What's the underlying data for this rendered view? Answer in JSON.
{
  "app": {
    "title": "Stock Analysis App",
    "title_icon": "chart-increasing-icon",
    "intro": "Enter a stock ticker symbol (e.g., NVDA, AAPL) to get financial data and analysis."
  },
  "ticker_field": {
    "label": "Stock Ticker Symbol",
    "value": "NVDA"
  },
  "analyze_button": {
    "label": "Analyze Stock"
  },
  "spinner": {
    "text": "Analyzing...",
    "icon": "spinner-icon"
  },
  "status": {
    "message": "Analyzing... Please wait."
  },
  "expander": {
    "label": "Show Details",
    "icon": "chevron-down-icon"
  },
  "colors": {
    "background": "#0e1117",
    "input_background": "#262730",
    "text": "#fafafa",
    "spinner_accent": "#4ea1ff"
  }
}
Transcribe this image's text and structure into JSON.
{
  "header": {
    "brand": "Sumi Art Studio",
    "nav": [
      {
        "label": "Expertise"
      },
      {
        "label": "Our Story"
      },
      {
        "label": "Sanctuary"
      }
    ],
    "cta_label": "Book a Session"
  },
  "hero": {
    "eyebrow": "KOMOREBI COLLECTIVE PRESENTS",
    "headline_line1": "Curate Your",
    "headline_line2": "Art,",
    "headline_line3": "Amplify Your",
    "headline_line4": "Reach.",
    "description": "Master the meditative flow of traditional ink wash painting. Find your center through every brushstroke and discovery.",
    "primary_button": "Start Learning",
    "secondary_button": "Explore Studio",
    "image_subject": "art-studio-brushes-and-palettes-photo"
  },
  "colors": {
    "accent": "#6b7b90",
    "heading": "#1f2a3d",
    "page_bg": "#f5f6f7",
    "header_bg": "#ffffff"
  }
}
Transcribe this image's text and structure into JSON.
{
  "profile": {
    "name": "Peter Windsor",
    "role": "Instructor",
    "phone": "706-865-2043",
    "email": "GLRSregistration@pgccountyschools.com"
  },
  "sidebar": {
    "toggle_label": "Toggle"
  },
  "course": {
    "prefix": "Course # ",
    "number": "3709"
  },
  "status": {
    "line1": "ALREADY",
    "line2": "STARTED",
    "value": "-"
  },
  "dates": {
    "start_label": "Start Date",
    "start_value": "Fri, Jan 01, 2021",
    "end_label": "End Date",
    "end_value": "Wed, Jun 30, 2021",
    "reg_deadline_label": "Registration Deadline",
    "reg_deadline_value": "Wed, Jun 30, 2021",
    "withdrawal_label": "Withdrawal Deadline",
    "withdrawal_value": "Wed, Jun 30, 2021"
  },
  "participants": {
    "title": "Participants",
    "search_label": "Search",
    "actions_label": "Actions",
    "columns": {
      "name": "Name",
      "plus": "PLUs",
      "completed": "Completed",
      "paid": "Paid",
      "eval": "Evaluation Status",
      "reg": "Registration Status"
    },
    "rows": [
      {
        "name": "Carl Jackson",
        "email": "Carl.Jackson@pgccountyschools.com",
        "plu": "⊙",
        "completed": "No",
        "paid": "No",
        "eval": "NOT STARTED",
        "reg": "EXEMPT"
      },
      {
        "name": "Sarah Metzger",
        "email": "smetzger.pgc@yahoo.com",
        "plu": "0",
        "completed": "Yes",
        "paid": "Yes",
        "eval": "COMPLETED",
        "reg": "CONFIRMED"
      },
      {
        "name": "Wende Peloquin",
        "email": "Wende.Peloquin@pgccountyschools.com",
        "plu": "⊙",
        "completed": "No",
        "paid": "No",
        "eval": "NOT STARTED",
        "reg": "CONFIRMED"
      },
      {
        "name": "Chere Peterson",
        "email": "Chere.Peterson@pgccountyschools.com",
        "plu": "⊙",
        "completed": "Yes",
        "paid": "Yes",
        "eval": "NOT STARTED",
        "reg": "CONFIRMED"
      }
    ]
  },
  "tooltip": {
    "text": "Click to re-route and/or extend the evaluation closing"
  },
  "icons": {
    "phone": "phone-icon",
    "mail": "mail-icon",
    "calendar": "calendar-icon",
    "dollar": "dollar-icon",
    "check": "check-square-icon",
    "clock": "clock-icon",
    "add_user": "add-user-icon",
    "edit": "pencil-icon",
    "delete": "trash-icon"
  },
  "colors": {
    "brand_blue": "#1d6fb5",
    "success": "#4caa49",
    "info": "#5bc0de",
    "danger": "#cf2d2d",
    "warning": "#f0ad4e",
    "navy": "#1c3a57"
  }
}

◆ **REQUIRED WORK**:
Reproduce the material in full, with no word added or dropped.

◆ **REPLY TO THE TASK**:
What's the underlying data for this rendered view? Answer in JSON.
{
  "app": {
    "title": "Stock Analysis App",
    "title_icon": "chart-increasing-icon",
    "intro": "Enter a stock ticker symbol (e.g., NVDA, AAPL) to get financial data and analysis."
  },
  "ticker_field": {
    "label": "Stock Ticker Symbol",
    "value": "NVDA"
  },
  "analyze_button": {
    "label": "Analyze Stock"
  },
  "spinner": {
    "text": "Analyzing...",
    "icon": "spinner-icon"
  },
  "status": {
    "message": "Analyzing... Please wait."
  },
  "expander": {
    "label": "Show Details",
    "icon": "chevron-down-icon"
  },
  "colors": {
    "background": "#0e1117",
    "input_background": "#262730",
    "text": "#fafafa",
    "spinner_accent": "#4ea1ff"
  }
}
Transcribe this image's text and structure into JSON.
{
  "header": {
    "brand": "Sumi Art Studio",
    "nav": [
      {
        "label": "Expertise"
      },
      {
        "label": "Our Story"
      },
      {
        "label": "Sanctuary"
      }
    ],
    "cta_label": "Book a Session"
  },
  "hero": {
    "eyebrow": "KOMOREBI COLLECTIVE PRESENTS",
    "headline_line1": "Curate Your",
    "headline_line2": "Art,",
    "headline_line3": "Amplify Your",
    "headline_line4": "Reach.",
    "description": "Master the meditative flow of traditional ink wash painting. Find your center through every brushstroke and discovery.",
    "primary_button": "Start Learning",
    "secondary_button": "Explore Studio",
    "image_subject": "art-studio-brushes-and-palettes-photo"
  },
  "colors": {
    "accent": "#6b7b90",
    "heading": "#1f2a3d",
    "page_bg": "#f5f6f7",
    "header_bg": "#ffffff"
  }
}
Transcribe this image's text and structure into JSON.
{
  "profile": {
    "name": "Peter Windsor",
    "role": "Instructor",
    "phone": "706-865-2043",
    "email": "GLRSregistration@pgccountyschools.com"
  },
  "sidebar": {
    "toggle_label": "Toggle"
  },
  "course": {
    "prefix": "Course # ",
    "number": "3709"
  },
  "status": {
    "line1": "ALREADY",
    "line2": "STARTED",
    "value": "-"
  },
  "dates": {
    "start_label": "Start Date",
    "start_value": "Fri, Jan 01, 2021",
    "end_label": "End Date",
    "end_value": "Wed, Jun 30, 2021",
    "reg_deadline_label": "Registration Deadline",
    "reg_deadline_value": "Wed, Jun 30, 2021",
    "withdrawal_label": "Withdrawal Deadline",
    "withdrawal_value": "Wed, Jun 30, 2021"
  },
  "participants": {
    "title": "Participants",
    "search_label": "Search",
    "actions_label": "Actions",
    "columns": {
      "name": "Name",
      "plus": "PLUs",
      "completed": "Completed",
      "paid": "Paid",
      "eval": "Evaluation Status",
      "reg": "Registration Status"
    },
    "rows": [
      {
        "name": "Carl Jackson",
        "email": "Carl.Jackson@pgccountyschools.com",
        "plu": "⊙",
        "completed": "No",
        "paid": "No",
        "eval": "NOT STARTED",
        "reg": "EXEMPT"
      },
      {
        "name": "Sarah Metzger",
        "email": "smetzger.pgc@yahoo.com",
        "plu": "0",
        "completed": "Yes",
        "paid": "Yes",
        "eval": "COMPLETED",
        "reg": "CONFIRMED"
      },
      {
        "name": "Wende Peloquin",
        "email": "Wende.Peloquin@pgccountyschools.com",
        "plu": "⊙",
        "completed": "No",
        "paid": "No",
        "eval": "NOT STARTED",
        "reg": "CONFIRMED"
      },
      {
        "name": "Chere Peterson",
        "email": "Chere.Peterson@pgccountyschools.com",
        "plu": "⊙",
        "completed": "Yes",
        "paid": "Yes",
        "eval": "NOT STARTED",
        "reg": "CONFIRMED"
      }
    ]
  },
  "tooltip": {
    "text": "Click to re-route and/or extend the evaluation closing"
  },
  "icons": {
    "phone": "phone-icon",
    "mail": "mail-icon",
    "calendar": "calendar-icon",
    "dollar": "dollar-icon",
    "check": "check-square-icon",
    "clock": "clock-icon",
    "add_user": "add-user-icon",
    "edit": "pencil-icon",
    "delete": "trash-icon"
  },
  "colors": {
    "brand_blue": "#1d6fb5",
    "success": "#4caa49",
    "info": "#5bc0de",
    "danger": "#cf2d2d",
    "warning": "#f0ad4e",
    "navy": "#1c3a57"
  }
}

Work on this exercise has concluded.